[start of Data shown]

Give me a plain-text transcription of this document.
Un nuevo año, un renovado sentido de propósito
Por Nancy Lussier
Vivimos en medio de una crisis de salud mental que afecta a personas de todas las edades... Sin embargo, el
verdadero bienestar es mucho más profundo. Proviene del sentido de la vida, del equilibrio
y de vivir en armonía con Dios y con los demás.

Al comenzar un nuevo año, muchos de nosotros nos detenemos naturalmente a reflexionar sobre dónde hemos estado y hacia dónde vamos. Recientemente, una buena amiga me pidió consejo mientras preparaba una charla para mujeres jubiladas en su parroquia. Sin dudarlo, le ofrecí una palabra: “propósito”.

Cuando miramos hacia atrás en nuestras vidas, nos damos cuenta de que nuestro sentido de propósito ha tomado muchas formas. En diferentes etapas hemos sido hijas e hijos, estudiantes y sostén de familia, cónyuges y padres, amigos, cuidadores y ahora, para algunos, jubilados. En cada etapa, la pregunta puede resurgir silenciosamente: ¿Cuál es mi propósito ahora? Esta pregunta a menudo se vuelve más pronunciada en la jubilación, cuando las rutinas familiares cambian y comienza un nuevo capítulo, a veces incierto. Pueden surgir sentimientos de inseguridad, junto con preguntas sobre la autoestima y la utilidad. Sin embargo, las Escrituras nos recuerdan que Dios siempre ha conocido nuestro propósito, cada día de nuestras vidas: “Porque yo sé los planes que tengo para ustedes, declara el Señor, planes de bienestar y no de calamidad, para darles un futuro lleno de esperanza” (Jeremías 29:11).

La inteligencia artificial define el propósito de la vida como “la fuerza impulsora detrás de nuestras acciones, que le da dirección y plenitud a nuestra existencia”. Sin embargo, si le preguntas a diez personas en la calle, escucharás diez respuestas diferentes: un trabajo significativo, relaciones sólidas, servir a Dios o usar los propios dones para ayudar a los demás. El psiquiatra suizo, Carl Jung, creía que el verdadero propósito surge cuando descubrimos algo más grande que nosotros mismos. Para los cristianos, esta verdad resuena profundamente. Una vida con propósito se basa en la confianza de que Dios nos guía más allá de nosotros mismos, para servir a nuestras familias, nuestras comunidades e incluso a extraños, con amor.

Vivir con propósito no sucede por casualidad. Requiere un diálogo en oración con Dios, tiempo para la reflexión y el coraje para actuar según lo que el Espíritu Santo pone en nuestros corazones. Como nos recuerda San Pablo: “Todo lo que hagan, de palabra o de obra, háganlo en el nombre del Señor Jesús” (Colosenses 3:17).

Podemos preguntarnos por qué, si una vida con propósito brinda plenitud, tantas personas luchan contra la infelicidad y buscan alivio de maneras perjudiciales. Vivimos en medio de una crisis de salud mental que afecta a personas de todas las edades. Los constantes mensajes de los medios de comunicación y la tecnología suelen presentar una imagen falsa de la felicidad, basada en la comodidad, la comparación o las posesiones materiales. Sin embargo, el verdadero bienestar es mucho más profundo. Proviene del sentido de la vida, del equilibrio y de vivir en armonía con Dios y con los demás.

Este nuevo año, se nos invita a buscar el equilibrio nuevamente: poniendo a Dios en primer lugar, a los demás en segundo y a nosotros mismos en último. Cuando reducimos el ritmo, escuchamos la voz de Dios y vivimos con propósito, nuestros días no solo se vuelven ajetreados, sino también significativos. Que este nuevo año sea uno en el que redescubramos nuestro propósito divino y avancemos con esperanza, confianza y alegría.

[end of Data shown]

▶ **Challenge**
Extract every entry above as it appears.

▶ **Task solution**
Give me a plain-text transcription of this document.
Un nuevo año, un renovado sentido de propósito
Por Nancy Lussier
Vivimos en medio de una crisis de salud mental que afecta a personas de todas las edades... Sin embargo, el
verdadero bienestar es mucho más profundo. Proviene del sentido de la vida, del equilibrio
y de vivir en armonía con Dios y con los demás.

Al comenzar un nuevo año, muchos de nosotros nos detenemos naturalmente a reflexionar sobre dónde hemos estado y hacia dónde vamos. Recientemente, una buena amiga me pidió consejo mientras preparaba una charla para mujeres jubiladas en su parroquia. Sin dudarlo, le ofrecí una palabra: “propósito”.

Cuando miramos hacia atrás en nuestras vidas, nos damos cuenta de que nuestro sentido de propósito ha tomado muchas formas. En diferentes etapas hemos sido hijas e hijos, estudiantes y sostén de familia, cónyuges y padres, amigos, cuidadores y ahora, para algunos, jubilados. En cada etapa, la pregunta puede resurgir silenciosamente: ¿Cuál es mi propósito ahora? Esta pregunta a menudo se vuelve más pronunciada en la jubilación, cuando las rutinas familiares cambian y comienza un nuevo capítulo, a veces incierto. Pueden surgir sentimientos de inseguridad, junto con preguntas sobre la autoestima y la utilidad. Sin embargo, las Escrituras nos recuerdan que Dios siempre ha conocido nuestro propósito, cada día de nuestras vidas: “Porque yo sé los planes que tengo para ustedes, declara el Señor, planes de bienestar y no de calamidad, para darles un futuro lleno de esperanza” (Jeremías 29:11).

La inteligencia artificial define el propósito de la vida como “la fuerza impulsora detrás de nuestras acciones, que le da dirección y plenitud a nuestra existencia”. Sin embargo, si le preguntas a diez personas en la calle, escucharás diez respuestas diferentes: un trabajo significativo, relaciones sólidas, servir a Dios o usar los propios dones para ayudar a los demás. El psiquiatra suizo, Carl Jung, creía que el verdadero propósito surge cuando descubrimos algo más grande que nosotros mismos. Para los cristianos, esta verdad resuena profundamente. Una vida con propósito se basa en la confianza de que Dios nos guía más allá de nosotros mismos, para servir a nuestras familias, nuestras comunidades e incluso a extraños, con amor.

Vivir con propósito no sucede por casualidad. Requiere un diálogo en oración con Dios, tiempo para la reflexión y el coraje para actuar según lo que el Espíritu Santo pone en nuestros corazones. Como nos recuerda San Pablo: “Todo lo que hagan, de palabra o de obra, háganlo en el nombre del Señor Jesús” (Colosenses 3:17).

Podemos preguntarnos por qué, si una vida con propósito brinda plenitud, tantas personas luchan contra la infelicidad y buscan alivio de maneras perjudiciales. Vivimos en medio de una crisis de salud mental que afecta a personas de todas las edades. Los constantes mensajes de los medios de comunicación y la tecnología suelen presentar una imagen falsa de la felicidad, basada en la comodidad, la comparación o las posesiones materiales. Sin embargo, el verdadero bienestar es mucho más profundo. Proviene del sentido de la vida, del equilibrio y de vivir en armonía con Dios y con los demás.

Este nuevo año, se nos invita a buscar el equilibrio nuevamente: poniendo a Dios en primer lugar, a los demás en segundo y a nosotros mismos en último. Cuando reducimos el ritmo, escuchamos la voz de Dios y vivimos con propósito, nuestros días no solo se vuelven ajetreados, sino también significativos. Que este nuevo año sea uno en el que redescubramos nuestro propósito divino y avancemos con esperanza, confianza y alegría.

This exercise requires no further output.